··· Source document ···

Other intangible assets - In determining the estimated life and fair value of the core deposit intangible, deposits were analyzed based on factors such as type of deposit, deposit retention, interest rates, and age of the deposit relationships. Based on this valuation, a core deposit intangible asset of $1.1 million will be amortized over the projected useful lives of the related deposits on an accelerated basis over 10 years. Additionally, a customer relationship of $5.2 million related to an insurance book was measured based on market indicators.

Covered other real estate owned - Other real estate owned is presented at its estimated fair value and is also subject to the FDIC shared-loss agreement. The fair values were determined using expected selling price and date, less selling and carrying costs, discounted to present value.

FDIC indemnification asset - The FDIC indemnification asset is measured separately from each of the covered asset categories as it is not contractually embedded in any of the covered asset categories. For example, the FDIC indemnification asset related to estimated future loan losses is not transferable should we sell a loan prior to foreclosure or maturity. The $72.8 million fair value of the FDIC indemnification asset represents the present value of the estimated cash payments (net of amount owed to the FDIC) expected to be received from the FDIC for future losses on covered assets based on the credit adjustment on estimated cash flows for each covered asset pool and the loss sharing percentages. The ultimate collectability of the FDIC indemnification asset is dependent upon the performance of the underlying covered loans, the passage of time and claims paid by the FDIC. The difference between the present value and the undiscounted cash flows the Company expects to collect from the FDIC will be accreted into non-interest income over the life of the FDIC indemnification asset.

Deposits - The fair value of deposits with no stated maturity, such as non-interest bearing deposits, savings and interest checking accounts, and money market accounts, is equal to the amount payable on demand. The fair value of certificates of deposit is based on the discounted value of contractual cash flows. The discount rate is estimated using the rates currently offered for deposits of similar remaining maturities.

Term debt - The fair values for FHLB advances are estimated using a discounted cash flow method based on the current market rates.

Use of Estimates

Management made a number of significant estimates and assumptions relating to the reporting of assets and liabilities at the date of the statement of assets acquired and liabilities assumed. Management exercised significant judgment regarding assumptions about market participant expectations regarding discount rates, expected cash flows including prepayments, default rates, market conditions and other future events that are highly subjective in nature, and subject to change, and all of which affected the estimation of the fair values of the assets acquired and liabilities assumed in the Rainier Acquisition. Actual results could differ from those estimates. Changes that may vary significantly from our assumptions include loan prepayments, the rate of default, the severity of defaults, the estimated market values of collateral at disposition, the timing of such disposition, and deposit attrition.

···

→ Problem set:
(a) In the records, switch "whatsapp-icon" to "messenger-icon" and give again everything from "44, 476, 50]" down to "228, 596, 264]", with nothing else changed.
(b) Pick up the fair-value passage on the Rainier Acquisition after its last sentence and continue it.

··· Material provided ···

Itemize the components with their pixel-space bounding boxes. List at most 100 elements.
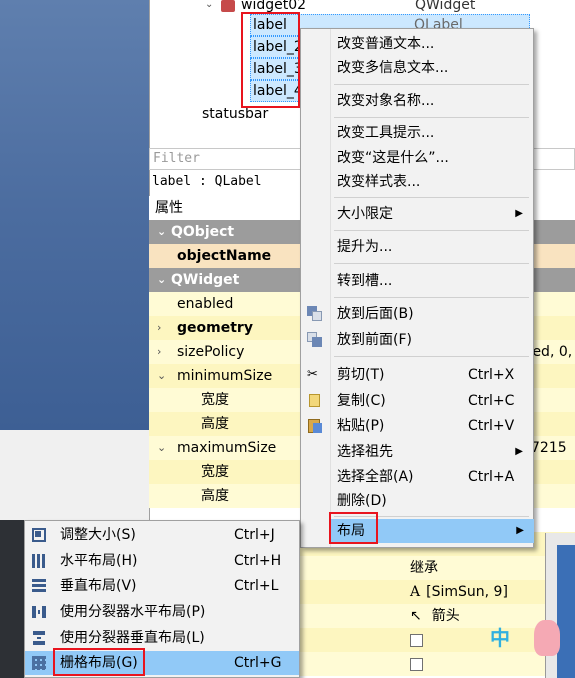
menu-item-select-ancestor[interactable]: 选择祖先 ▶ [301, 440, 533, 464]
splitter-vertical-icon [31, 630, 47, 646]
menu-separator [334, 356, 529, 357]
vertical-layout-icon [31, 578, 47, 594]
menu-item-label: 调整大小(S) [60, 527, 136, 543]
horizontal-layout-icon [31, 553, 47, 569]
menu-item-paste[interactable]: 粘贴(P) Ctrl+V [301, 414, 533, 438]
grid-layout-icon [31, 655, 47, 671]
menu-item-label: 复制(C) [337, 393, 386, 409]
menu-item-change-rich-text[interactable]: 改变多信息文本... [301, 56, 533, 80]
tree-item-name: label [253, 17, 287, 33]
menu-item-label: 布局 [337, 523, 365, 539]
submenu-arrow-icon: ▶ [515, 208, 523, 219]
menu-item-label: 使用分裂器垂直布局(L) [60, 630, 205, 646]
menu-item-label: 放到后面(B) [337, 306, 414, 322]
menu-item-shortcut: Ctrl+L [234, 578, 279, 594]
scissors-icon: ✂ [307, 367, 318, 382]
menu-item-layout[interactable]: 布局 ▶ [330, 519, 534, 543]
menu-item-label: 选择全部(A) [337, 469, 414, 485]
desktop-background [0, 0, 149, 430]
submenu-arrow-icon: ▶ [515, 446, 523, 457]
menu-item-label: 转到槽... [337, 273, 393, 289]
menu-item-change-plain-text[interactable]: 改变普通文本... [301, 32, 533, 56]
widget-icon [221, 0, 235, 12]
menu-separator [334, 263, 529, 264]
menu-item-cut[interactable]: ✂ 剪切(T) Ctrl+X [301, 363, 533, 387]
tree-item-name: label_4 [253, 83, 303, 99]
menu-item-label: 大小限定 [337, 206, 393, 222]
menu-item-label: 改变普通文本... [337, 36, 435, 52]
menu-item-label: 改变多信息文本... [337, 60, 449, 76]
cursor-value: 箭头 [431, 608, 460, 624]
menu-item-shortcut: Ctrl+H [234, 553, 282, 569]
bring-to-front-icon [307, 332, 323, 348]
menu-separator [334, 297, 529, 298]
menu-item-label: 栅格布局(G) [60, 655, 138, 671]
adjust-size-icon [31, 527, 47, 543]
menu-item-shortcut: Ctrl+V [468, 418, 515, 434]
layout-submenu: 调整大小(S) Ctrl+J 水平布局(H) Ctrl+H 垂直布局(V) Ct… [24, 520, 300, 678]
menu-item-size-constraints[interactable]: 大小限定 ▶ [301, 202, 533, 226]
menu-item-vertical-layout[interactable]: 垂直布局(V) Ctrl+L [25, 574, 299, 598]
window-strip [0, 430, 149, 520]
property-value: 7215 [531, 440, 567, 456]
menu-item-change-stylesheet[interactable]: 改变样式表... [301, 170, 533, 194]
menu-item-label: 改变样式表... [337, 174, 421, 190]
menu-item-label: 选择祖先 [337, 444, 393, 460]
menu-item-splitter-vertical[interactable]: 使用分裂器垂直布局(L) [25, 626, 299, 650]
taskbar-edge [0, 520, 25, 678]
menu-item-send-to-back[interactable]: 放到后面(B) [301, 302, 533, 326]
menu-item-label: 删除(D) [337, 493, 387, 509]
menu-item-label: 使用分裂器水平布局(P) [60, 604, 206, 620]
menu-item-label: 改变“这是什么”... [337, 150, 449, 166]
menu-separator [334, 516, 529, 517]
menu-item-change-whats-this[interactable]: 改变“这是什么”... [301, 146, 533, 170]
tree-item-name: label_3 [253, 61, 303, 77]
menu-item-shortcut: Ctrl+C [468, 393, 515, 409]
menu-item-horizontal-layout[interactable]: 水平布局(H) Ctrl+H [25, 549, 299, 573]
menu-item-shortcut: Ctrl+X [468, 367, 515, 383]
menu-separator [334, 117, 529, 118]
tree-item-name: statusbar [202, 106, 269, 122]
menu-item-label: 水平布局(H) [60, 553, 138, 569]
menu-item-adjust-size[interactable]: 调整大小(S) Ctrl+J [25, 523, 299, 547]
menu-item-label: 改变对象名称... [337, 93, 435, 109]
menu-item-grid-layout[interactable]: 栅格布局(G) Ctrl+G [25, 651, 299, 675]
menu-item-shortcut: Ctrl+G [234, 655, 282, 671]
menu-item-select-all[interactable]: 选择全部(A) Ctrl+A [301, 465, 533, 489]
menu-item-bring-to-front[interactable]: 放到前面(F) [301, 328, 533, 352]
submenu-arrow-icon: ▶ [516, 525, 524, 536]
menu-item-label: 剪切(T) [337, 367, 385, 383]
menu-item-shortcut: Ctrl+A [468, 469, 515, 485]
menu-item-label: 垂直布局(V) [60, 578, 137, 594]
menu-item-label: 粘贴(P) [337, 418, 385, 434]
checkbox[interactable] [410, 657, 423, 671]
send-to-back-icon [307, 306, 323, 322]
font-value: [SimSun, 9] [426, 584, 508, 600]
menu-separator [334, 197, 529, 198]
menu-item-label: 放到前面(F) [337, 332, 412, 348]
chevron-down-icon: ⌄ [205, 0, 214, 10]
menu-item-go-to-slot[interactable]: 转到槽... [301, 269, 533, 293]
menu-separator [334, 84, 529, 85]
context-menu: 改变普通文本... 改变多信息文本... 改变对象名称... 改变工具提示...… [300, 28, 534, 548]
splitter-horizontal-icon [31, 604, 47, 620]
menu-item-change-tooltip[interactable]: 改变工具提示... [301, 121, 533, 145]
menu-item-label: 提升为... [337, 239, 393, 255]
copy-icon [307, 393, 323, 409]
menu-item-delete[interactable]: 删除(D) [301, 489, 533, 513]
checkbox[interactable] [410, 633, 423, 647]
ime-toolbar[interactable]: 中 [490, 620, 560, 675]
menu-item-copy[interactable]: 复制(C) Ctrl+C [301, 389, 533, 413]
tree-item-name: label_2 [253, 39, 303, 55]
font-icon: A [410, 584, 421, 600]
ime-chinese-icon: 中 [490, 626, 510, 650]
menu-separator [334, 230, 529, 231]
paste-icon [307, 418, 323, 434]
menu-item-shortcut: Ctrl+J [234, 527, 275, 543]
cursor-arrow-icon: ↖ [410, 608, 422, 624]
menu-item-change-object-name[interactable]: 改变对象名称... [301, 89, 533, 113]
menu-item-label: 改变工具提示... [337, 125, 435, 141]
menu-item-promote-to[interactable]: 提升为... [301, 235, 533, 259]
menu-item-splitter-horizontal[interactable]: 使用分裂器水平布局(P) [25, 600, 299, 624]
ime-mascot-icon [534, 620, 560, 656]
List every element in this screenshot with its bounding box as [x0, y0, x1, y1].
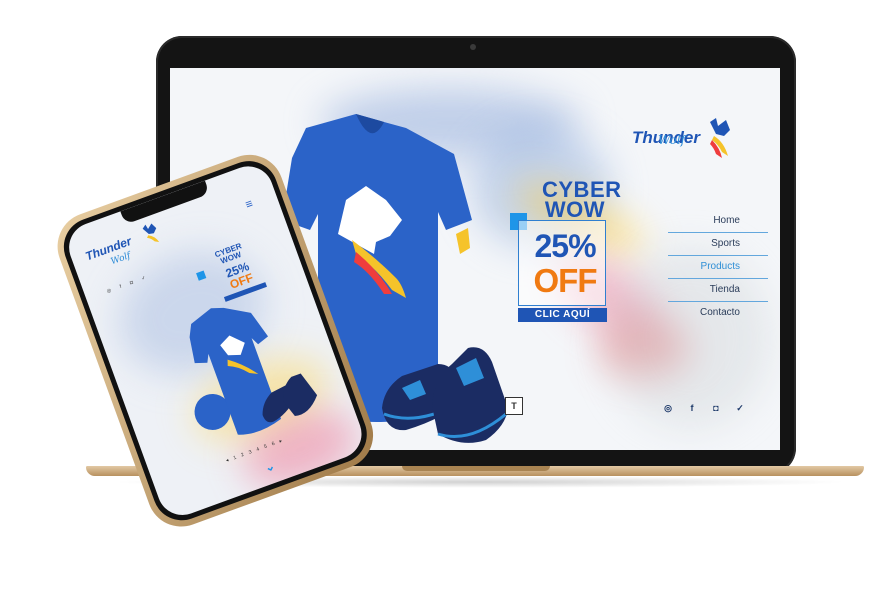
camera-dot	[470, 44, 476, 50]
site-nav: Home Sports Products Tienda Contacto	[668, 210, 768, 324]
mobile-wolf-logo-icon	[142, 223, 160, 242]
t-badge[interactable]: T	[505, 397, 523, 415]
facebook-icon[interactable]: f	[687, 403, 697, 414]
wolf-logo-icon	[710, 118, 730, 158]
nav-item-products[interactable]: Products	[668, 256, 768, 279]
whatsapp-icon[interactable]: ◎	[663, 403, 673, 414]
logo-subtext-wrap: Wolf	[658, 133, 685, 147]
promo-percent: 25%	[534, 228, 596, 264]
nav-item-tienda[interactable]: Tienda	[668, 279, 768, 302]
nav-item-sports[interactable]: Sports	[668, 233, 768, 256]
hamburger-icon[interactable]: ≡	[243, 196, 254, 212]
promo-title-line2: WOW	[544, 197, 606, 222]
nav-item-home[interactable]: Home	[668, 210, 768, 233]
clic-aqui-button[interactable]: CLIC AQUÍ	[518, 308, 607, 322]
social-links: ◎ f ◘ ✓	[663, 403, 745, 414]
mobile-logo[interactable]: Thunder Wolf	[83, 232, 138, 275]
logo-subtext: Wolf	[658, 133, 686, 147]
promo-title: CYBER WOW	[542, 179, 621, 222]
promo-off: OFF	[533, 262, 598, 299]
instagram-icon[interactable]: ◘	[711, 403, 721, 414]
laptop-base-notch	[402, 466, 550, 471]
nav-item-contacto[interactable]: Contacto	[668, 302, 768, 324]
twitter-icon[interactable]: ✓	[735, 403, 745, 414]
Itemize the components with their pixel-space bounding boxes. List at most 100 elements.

···

→ Expected answers:
(a)
camera-dot	[470, 44, 476, 50]
site-nav: Home Sports Products Tienda Contacto	[668, 210, 768, 324]
mobile-wolf-logo-icon	[142, 223, 160, 242]
t-badge[interactable]: T	[505, 397, 523, 415]
facebook-icon[interactable]: f	[687, 403, 697, 414]
wolf-logo-icon	[710, 118, 730, 158]
nav-item-products[interactable]: Products	[668, 256, 768, 279]
messenger-icon[interactable]: ◎	[663, 403, 673, 414]
logo-subtext-wrap: Wolf	[658, 133, 685, 147]
promo-percent: 25%	[534, 228, 596, 264]

(b)
2. FDIC-ASSISTED ACQUISITION

On February 26, 2010 the Bank acquired certain assets and assumed certain liabilities of Rainier Pacific Bank from the FDIC in an FDIC assisted transaction. As part of the Purchase and Assumption Agreement, the Bank and the FDIC entered into shared-loss agreements (each, a “shared-loss agreement” and collectively, the “shared-loss agreements”), whereby the FDIC will cover a substantial portion of any future losses on loans (and related unfunded loan commitments), other real estate owned (“OREO”) and accrued interest on loans for up to 90 days. We refer to the acquired loans and OREO subject to the shared-loss agreement collectively as “covered assets”. Under the terms of the shared-loss agreement, the FDIC will absorb 80% of losses and share in 80% of loss recoveries on the first $95 million on covered loans and absorb 95% of losses and share in 95% of loss recoveries exceeding $95 million. The shared-loss agreement for commercial and single family residential mortgage loans is in effect for five years and ten years, respectively, from the February 26, 2010 acquisition date and the loss recovery provisions for such loans are in effect for eight years and ten years, respectively, from the acquisition date.

The Bank purchased certain assets of Rainier Pacific Bank from the FDIC including (at fair value) approximately $461.4 million in loans, $94.1 million of cash and cash equivalents, and $26.5 million in investment securities. The Bank also assumed liabilities with fair value of approximately $425.8 million in deposits, $293.2 million in FHLB advances and $2.2 million of other liabilities of Rainier Pacific Bank from the FDIC. Rainier Pacific Bank was a full service commercial bank headquartered in Tacoma, Washington that operated 14 branch locations. The acquisition greatly expands our presence in the Pierce County and Puget Sound markets.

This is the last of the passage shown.